[start of The input]
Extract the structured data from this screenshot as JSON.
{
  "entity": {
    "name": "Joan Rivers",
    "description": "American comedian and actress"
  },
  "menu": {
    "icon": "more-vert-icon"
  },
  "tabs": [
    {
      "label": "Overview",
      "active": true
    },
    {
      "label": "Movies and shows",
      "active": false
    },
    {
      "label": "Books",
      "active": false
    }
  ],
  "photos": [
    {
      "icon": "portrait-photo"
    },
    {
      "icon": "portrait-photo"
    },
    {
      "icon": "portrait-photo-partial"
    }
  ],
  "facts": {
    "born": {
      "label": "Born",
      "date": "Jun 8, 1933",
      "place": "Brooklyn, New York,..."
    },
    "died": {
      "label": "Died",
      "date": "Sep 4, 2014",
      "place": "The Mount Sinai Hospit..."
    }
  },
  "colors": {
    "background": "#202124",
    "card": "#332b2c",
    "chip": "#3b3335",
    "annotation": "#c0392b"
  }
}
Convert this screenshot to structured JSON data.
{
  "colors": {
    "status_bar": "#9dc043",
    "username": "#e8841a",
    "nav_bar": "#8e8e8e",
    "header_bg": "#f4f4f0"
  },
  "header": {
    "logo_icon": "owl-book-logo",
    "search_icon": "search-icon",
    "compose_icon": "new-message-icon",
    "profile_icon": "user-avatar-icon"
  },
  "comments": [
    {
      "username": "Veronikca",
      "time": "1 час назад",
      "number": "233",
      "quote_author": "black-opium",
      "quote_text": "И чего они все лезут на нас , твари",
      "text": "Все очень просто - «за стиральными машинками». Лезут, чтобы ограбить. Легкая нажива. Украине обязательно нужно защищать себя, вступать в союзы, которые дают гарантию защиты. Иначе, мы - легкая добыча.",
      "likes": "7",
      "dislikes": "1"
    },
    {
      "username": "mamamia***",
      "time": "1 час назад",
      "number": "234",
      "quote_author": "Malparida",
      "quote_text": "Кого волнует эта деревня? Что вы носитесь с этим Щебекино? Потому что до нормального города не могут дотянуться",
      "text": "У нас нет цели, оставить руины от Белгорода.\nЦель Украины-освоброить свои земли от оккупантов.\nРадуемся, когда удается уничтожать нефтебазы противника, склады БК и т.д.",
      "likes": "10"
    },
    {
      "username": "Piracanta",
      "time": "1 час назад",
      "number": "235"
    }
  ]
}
[end of The input]
[start of The input]
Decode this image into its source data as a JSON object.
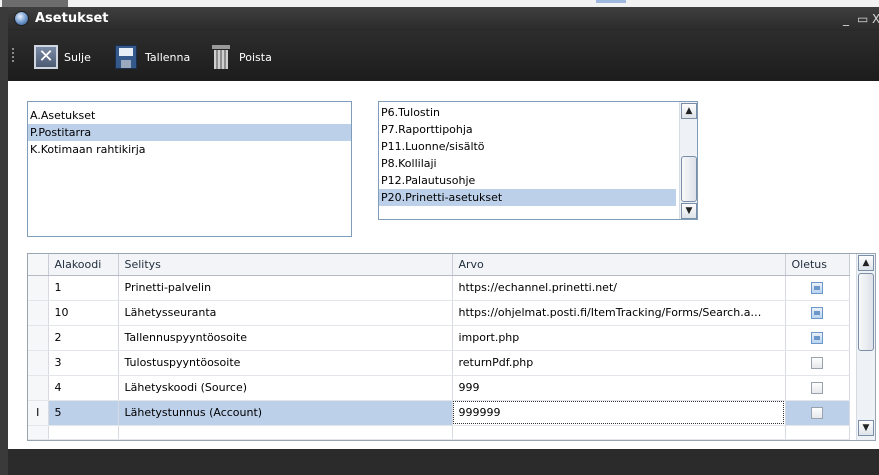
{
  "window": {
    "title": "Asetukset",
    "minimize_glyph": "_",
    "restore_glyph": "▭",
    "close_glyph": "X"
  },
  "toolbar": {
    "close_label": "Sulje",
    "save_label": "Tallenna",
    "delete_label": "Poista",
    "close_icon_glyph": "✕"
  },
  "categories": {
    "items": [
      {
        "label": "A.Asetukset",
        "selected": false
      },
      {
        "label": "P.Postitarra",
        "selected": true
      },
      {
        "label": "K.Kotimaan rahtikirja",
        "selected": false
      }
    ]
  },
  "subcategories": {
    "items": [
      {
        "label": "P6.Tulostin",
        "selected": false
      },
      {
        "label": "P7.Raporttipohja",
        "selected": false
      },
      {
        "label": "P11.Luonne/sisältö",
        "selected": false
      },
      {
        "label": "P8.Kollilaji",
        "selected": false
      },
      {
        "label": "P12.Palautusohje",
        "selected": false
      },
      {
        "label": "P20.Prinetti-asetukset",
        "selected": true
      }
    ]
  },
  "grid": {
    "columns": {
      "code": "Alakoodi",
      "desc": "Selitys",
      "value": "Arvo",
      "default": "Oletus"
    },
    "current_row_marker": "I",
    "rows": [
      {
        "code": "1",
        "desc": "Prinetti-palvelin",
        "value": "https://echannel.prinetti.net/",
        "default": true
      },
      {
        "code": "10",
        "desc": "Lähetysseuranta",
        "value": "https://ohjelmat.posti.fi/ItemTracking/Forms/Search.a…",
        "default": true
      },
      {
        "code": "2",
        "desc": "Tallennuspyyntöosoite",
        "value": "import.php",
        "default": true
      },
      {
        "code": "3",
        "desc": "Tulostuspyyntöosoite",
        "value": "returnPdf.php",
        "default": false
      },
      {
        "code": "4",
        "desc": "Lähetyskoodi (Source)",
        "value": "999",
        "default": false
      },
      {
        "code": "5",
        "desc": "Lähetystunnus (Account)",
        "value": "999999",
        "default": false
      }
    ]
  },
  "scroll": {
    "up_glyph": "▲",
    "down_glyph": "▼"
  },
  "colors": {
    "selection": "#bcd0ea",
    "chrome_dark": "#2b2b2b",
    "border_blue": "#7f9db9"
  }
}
[end of The input]
[start of The input]
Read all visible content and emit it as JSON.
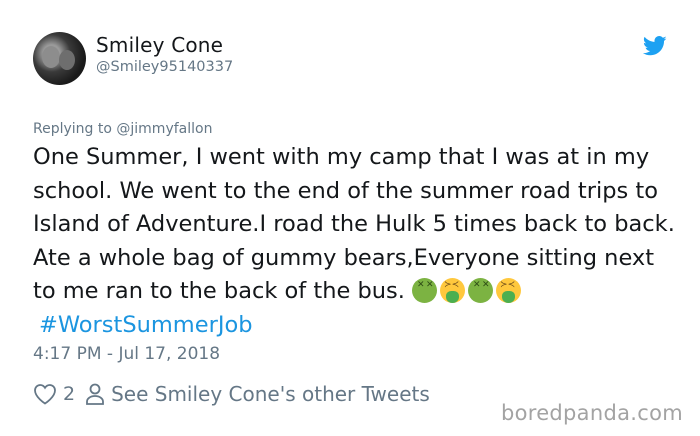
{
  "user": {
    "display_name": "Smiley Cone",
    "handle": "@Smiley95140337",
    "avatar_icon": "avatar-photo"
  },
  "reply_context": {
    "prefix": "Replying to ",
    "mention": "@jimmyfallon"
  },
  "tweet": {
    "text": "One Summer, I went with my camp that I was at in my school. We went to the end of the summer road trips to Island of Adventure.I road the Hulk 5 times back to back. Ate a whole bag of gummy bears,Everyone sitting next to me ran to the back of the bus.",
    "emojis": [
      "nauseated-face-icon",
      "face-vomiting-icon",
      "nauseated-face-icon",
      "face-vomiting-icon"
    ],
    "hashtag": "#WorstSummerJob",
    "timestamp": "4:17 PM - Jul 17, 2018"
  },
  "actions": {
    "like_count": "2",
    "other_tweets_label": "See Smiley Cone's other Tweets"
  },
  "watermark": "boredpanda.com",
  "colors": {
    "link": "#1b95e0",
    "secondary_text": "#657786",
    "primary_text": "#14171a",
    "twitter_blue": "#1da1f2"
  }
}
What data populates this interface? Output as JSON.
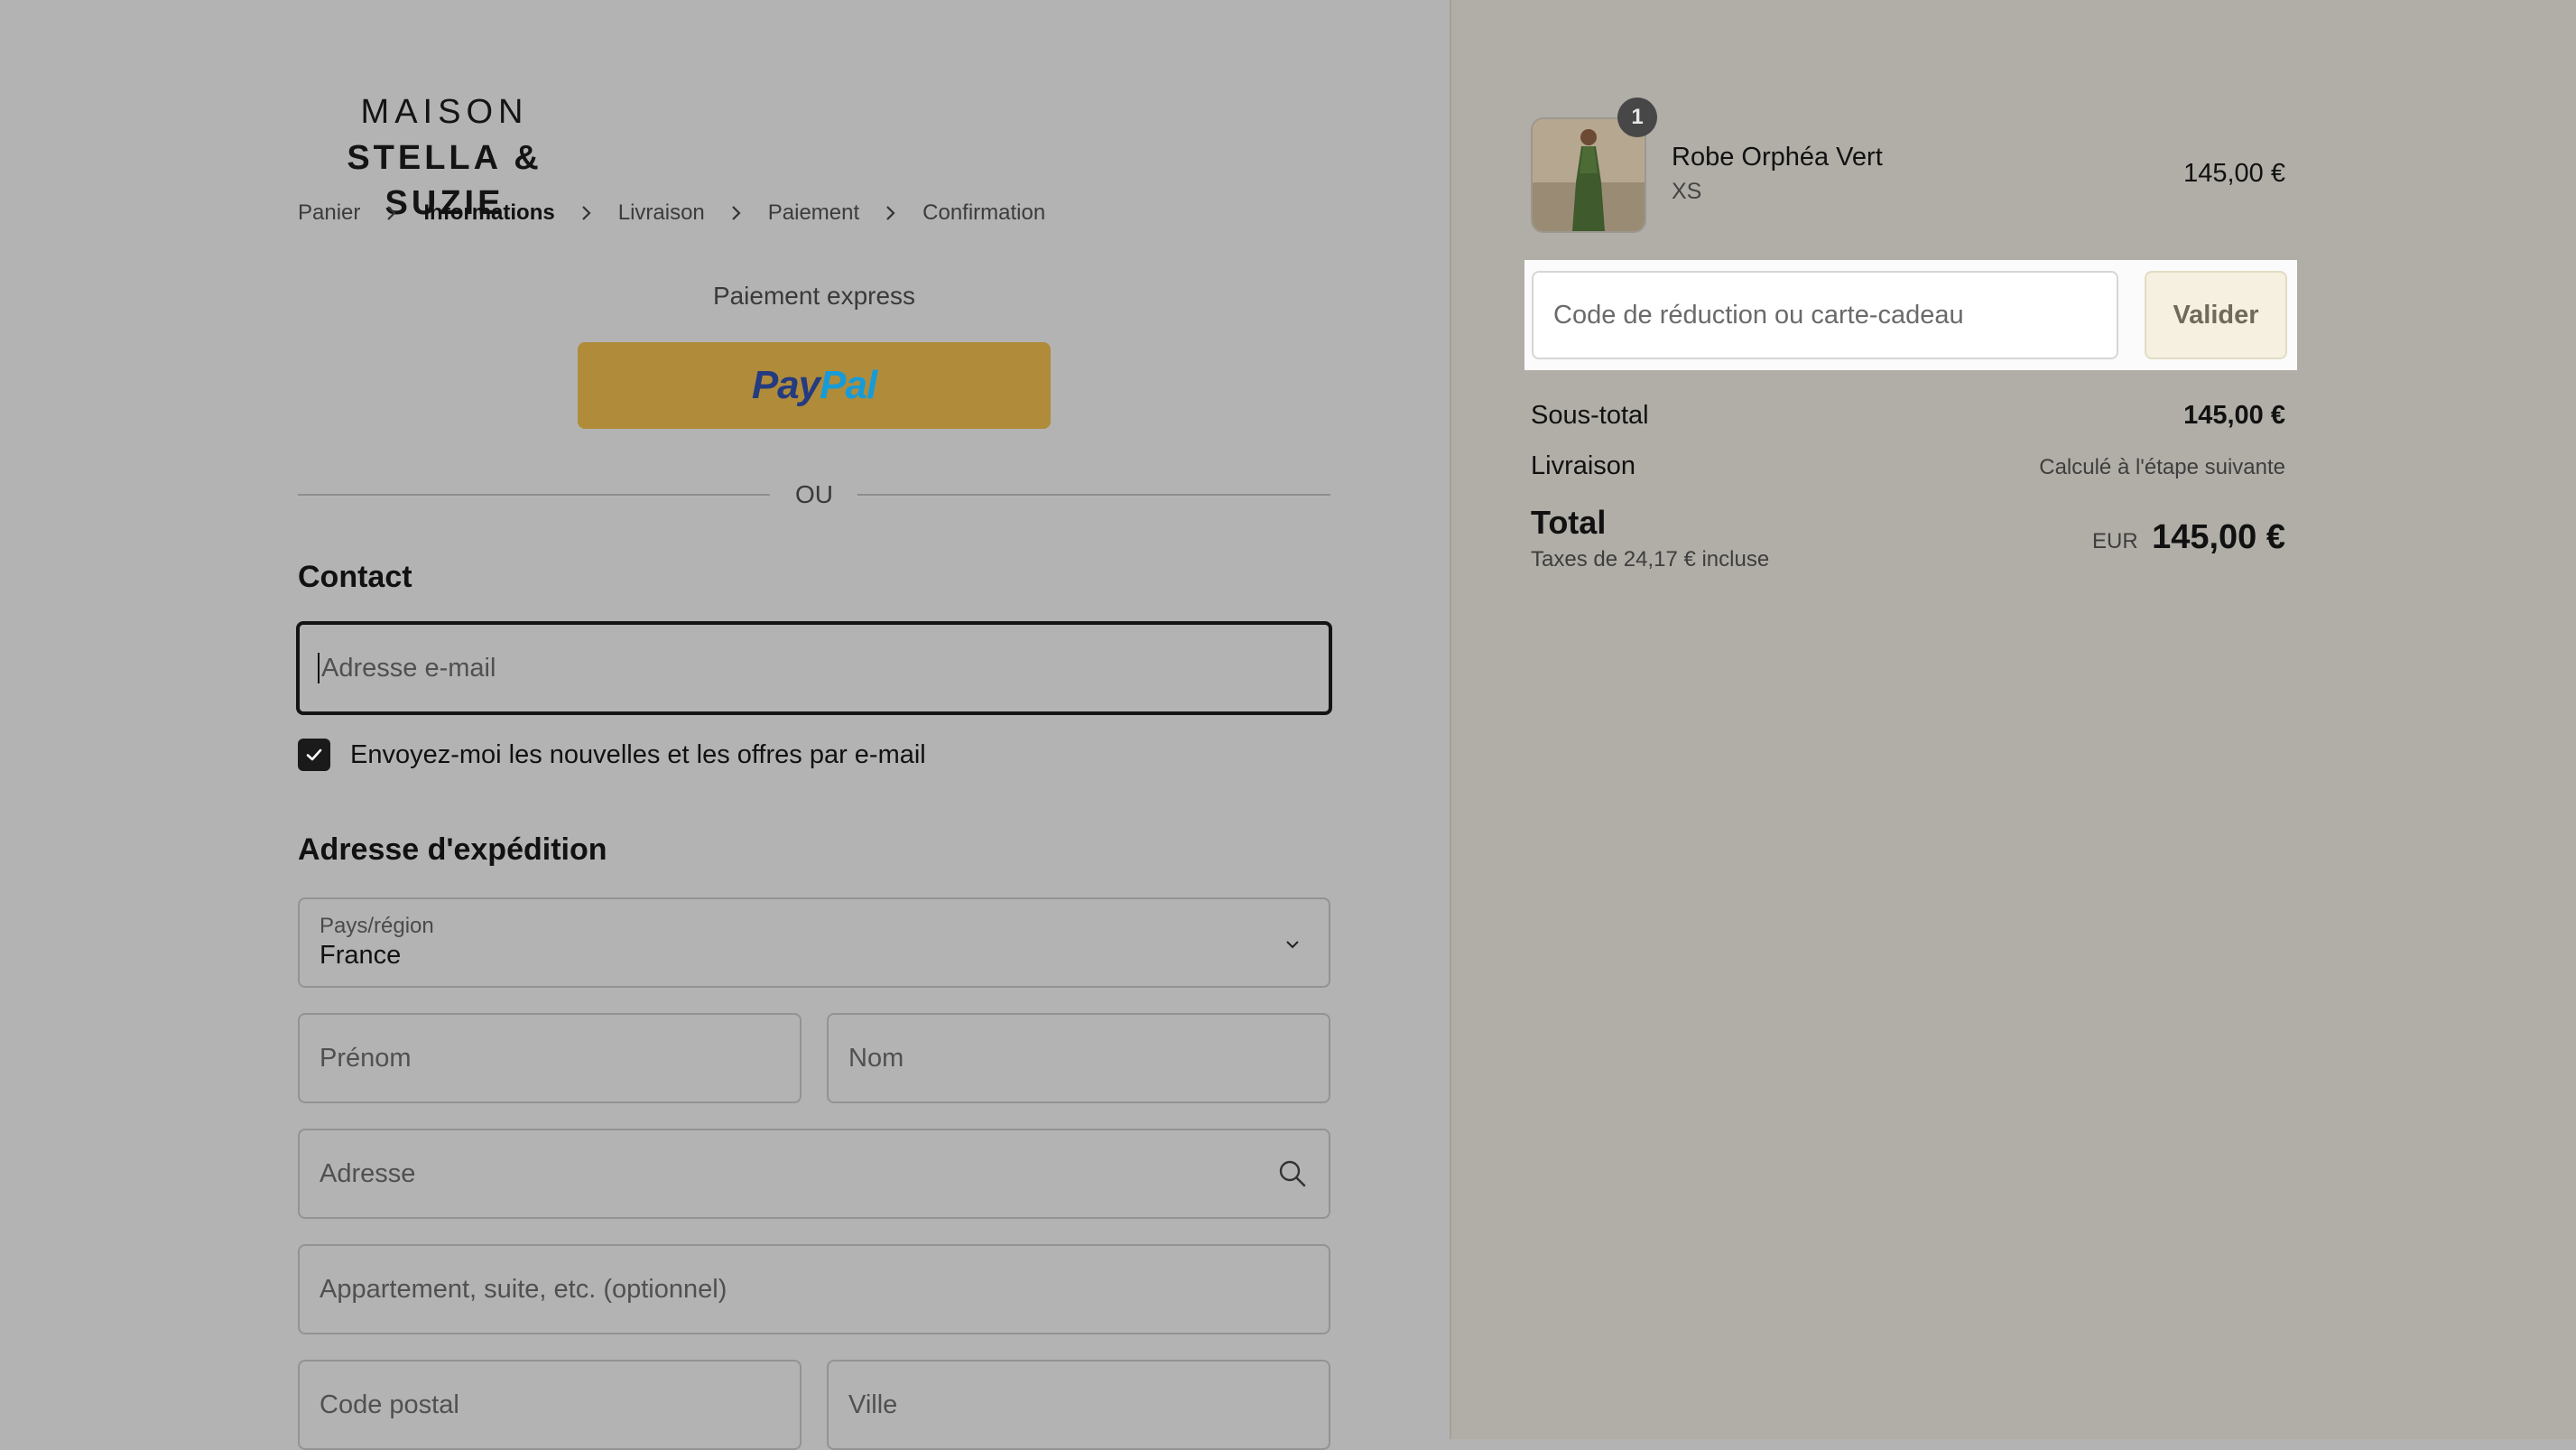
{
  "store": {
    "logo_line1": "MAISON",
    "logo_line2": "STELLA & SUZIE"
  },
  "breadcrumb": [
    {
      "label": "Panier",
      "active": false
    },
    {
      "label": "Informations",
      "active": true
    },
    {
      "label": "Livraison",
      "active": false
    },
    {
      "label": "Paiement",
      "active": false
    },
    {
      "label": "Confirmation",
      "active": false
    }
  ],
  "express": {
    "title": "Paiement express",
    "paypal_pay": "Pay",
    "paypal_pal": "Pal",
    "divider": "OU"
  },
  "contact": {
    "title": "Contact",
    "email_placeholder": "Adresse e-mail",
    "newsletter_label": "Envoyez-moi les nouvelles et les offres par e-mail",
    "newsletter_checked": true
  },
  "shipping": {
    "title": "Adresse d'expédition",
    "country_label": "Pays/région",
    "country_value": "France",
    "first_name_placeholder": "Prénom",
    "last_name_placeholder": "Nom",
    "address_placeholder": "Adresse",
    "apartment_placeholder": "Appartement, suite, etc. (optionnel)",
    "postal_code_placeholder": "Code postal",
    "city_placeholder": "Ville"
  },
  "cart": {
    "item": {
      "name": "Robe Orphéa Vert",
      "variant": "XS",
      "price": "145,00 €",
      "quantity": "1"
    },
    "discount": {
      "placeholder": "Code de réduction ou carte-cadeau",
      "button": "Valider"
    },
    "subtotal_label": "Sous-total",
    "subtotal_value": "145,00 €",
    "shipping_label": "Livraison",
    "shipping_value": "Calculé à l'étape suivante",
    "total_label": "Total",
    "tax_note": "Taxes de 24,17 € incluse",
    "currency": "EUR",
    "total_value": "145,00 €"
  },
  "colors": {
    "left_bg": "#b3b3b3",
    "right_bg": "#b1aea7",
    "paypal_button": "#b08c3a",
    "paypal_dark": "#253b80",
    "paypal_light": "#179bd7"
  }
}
[end of The input]
→ **Work to be completed**
Which lines above hold the word "vomiting"? Copy each of them.

→ **Final result**
      "face-vomiting-icon",
      "face-vomiting-icon"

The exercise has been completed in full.